------ Recorded information
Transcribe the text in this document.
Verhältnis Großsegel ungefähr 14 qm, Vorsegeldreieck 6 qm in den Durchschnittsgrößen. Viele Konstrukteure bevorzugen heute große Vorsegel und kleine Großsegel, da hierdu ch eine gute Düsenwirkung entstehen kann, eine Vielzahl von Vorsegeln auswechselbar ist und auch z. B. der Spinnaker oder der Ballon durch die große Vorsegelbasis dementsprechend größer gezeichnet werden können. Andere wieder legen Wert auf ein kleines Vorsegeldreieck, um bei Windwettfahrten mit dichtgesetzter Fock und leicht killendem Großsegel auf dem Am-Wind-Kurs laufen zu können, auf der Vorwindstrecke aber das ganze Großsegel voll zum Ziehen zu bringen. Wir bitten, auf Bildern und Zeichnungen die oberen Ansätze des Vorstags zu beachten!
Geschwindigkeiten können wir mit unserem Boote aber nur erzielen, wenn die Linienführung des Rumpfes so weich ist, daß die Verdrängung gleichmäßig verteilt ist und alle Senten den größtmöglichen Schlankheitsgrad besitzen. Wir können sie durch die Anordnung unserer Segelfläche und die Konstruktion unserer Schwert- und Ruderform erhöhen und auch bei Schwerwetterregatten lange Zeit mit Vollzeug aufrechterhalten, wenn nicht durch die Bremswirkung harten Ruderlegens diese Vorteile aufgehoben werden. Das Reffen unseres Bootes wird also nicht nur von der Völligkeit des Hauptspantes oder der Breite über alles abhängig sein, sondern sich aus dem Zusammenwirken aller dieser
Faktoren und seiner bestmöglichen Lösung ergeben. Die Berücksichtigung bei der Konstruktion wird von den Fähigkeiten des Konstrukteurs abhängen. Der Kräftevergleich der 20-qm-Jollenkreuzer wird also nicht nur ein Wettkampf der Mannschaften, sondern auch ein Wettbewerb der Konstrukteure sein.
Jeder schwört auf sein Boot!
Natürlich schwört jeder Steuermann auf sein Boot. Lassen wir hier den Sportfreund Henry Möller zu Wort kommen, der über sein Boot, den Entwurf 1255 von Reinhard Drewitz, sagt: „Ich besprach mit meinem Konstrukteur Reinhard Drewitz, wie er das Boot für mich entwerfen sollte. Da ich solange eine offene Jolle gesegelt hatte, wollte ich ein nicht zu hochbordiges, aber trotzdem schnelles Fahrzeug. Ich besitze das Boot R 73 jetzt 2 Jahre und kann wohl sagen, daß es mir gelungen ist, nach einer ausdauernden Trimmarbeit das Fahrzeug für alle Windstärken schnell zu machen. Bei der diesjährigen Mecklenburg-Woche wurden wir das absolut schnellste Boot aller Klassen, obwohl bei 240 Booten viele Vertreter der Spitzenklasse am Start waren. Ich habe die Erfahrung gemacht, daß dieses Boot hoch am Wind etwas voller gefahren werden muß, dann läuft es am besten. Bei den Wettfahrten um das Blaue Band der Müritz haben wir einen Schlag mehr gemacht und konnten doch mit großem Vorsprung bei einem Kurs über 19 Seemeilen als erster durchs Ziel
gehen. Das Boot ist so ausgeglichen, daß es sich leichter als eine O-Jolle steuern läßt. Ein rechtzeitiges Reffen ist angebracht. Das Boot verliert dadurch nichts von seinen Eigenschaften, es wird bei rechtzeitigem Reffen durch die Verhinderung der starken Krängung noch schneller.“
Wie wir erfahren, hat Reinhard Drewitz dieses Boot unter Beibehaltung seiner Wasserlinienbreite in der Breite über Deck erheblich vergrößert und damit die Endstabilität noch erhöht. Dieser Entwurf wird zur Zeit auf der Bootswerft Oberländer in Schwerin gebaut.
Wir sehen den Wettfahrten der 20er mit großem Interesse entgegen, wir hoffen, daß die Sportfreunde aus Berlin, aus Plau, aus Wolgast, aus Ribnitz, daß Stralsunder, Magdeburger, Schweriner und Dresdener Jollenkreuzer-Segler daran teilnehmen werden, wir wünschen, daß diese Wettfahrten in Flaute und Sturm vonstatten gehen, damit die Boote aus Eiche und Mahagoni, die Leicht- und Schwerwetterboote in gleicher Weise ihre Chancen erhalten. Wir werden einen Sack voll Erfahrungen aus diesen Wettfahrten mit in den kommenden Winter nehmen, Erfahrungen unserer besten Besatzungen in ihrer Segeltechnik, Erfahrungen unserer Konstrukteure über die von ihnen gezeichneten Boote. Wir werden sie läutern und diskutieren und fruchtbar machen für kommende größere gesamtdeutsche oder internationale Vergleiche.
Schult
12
------------
- [Exercise description]: Output all of the data again. Match it exactly.

- [Expected answer]:
Transcribe the text in this document.
Verhältnis Großsegel ungefähr 14 qm, Vorsegeldreieck 6 qm in den Durchschnittsgrößen. Viele Konstrukteure bevorzugen heute große Vorsegel und kleine Großsegel, da hierdu ch eine gute Düsenwirkung entstehen kann, eine Vielzahl von Vorsegeln auswechselbar ist und auch z. B. der Spinnaker oder der Ballon durch die große Vorsegelbasis dementsprechend größer gezeichnet werden können. Andere wieder legen Wert auf ein kleines Vorsegeldreieck, um bei Windwettfahrten mit dichtgesetzter Fock und leicht killendem Großsegel auf dem Am-Wind-Kurs laufen zu können, auf der Vorwindstrecke aber das ganze Großsegel voll zum Ziehen zu bringen. Wir bitten, auf Bildern und Zeichnungen die oberen Ansätze des Vorstags zu beachten!
Geschwindigkeiten können wir mit unserem Boote aber nur erzielen, wenn die Linienführung des Rumpfes so weich ist, daß die Verdrängung gleichmäßig verteilt ist und alle Senten den größtmöglichen Schlankheitsgrad besitzen. Wir können sie durch die Anordnung unserer Segelfläche und die Konstruktion unserer Schwert- und Ruderform erhöhen und auch bei Schwerwetterregatten lange Zeit mit Vollzeug aufrechterhalten, wenn nicht durch die Bremswirkung harten Ruderlegens diese Vorteile aufgehoben werden. Das Reffen unseres Bootes wird also nicht nur von der Völligkeit des Hauptspantes oder der Breite über alles abhängig sein, sondern sich aus dem Zusammenwirken aller dieser
Faktoren und seiner bestmöglichen Lösung ergeben. Die Berücksichtigung bei der Konstruktion wird von den Fähigkeiten des Konstrukteurs abhängen. Der Kräftevergleich der 20-qm-Jollenkreuzer wird also nicht nur ein Wettkampf der Mannschaften, sondern auch ein Wettbewerb der Konstrukteure sein.
Jeder schwört auf sein Boot!
Natürlich schwört jeder Steuermann auf sein Boot. Lassen wir hier den Sportfreund Henry Möller zu Wort kommen, der über sein Boot, den Entwurf 1255 von Reinhard Drewitz, sagt: „Ich besprach mit meinem Konstrukteur Reinhard Drewitz, wie er das Boot für mich entwerfen sollte. Da ich solange eine offene Jolle gesegelt hatte, wollte ich ein nicht zu hochbordiges, aber trotzdem schnelles Fahrzeug. Ich besitze das Boot R 73 jetzt 2 Jahre und kann wohl sagen, daß es mir gelungen ist, nach einer ausdauernden Trimmarbeit das Fahrzeug für alle Windstärken schnell zu machen. Bei der diesjährigen Mecklenburg-Woche wurden wir das absolut schnellste Boot aller Klassen, obwohl bei 240 Booten viele Vertreter der Spitzenklasse am Start waren. Ich habe die Erfahrung gemacht, daß dieses Boot hoch am Wind etwas voller gefahren werden muß, dann läuft es am besten. Bei den Wettfahrten um das Blaue Band der Müritz haben wir einen Schlag mehr gemacht und konnten doch mit großem Vorsprung bei einem Kurs über 19 Seemeilen als erster durchs Ziel
gehen. Das Boot ist so ausgeglichen, daß es sich leichter als eine O-Jolle steuern läßt. Ein rechtzeitiges Reffen ist angebracht. Das Boot verliert dadurch nichts von seinen Eigenschaften, es wird bei rechtzeitigem Reffen durch die Verhinderung der starken Krängung noch schneller.“
Wie wir erfahren, hat Reinhard Drewitz dieses Boot unter Beibehaltung seiner Wasserlinienbreite in der Breite über Deck erheblich vergrößert und damit die Endstabilität noch erhöht. Dieser Entwurf wird zur Zeit auf der Bootswerft Oberländer in Schwerin gebaut.
Wir sehen den Wettfahrten der 20er mit großem Interesse entgegen, wir hoffen, daß die Sportfreunde aus Berlin, aus Plau, aus Wolgast, aus Ribnitz, daß Stralsunder, Magdeburger, Schweriner und Dresdener Jollenkreuzer-Segler daran teilnehmen werden, wir wünschen, daß diese Wettfahrten in Flaute und Sturm vonstatten gehen, damit die Boote aus Eiche und Mahagoni, die Leicht- und Schwerwetterboote in gleicher Weise ihre Chancen erhalten. Wir werden einen Sack voll Erfahrungen aus diesen Wettfahrten mit in den kommenden Winter nehmen, Erfahrungen unserer besten Besatzungen in ihrer Segeltechnik, Erfahrungen unserer Konstrukteure über die von ihnen gezeichneten Boote. Wir werden sie läutern und diskutieren und fruchtbar machen für kommende größere gesamtdeutsche oder internationale Vergleiche.
Schult
12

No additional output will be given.